Task details: Return the lines below that carry the word "JSON".

--------

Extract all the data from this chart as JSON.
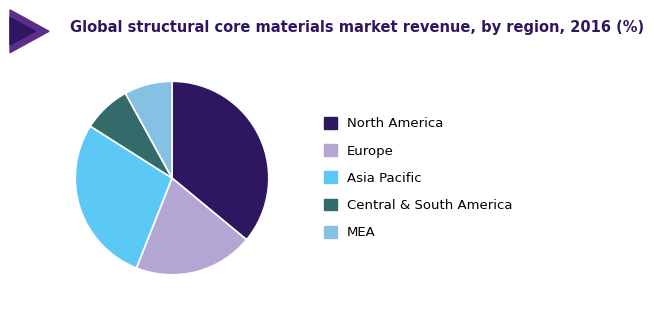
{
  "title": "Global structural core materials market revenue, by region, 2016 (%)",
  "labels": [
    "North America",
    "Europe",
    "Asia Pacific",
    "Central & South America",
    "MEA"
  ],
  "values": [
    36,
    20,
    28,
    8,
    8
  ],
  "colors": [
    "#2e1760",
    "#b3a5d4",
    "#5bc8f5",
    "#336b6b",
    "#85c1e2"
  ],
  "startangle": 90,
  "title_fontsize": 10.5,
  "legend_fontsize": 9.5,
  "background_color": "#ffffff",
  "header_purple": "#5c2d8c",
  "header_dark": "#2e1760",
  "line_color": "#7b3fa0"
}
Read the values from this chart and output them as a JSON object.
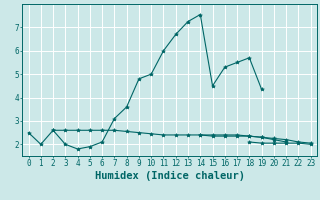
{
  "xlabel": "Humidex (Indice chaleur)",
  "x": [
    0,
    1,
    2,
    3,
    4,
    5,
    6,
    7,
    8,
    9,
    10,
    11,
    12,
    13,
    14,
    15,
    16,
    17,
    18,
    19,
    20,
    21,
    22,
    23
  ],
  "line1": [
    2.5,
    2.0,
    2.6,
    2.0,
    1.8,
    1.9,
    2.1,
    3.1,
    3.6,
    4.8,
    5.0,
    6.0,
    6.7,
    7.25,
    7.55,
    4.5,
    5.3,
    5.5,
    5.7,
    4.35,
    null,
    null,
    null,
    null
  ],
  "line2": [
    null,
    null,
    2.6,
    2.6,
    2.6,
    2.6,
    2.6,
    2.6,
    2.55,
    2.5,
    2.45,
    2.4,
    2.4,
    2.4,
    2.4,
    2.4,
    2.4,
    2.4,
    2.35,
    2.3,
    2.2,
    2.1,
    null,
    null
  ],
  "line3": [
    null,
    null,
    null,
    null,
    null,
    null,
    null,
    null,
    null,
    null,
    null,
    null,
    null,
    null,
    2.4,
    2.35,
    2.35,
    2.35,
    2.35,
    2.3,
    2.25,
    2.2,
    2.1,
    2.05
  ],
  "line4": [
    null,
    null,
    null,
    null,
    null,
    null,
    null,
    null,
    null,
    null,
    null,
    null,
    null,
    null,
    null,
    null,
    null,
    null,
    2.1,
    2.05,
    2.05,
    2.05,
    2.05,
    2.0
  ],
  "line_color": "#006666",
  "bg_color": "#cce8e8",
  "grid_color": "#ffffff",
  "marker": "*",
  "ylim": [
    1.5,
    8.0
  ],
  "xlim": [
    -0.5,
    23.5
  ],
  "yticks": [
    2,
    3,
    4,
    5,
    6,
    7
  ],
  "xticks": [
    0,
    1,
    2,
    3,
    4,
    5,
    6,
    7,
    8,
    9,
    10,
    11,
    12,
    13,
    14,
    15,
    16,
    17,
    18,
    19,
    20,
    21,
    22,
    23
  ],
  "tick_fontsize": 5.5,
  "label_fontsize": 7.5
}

--------

Response below:
Extract all the data from this chart as JSON.
Read the values from this chart and output them as a JSON object.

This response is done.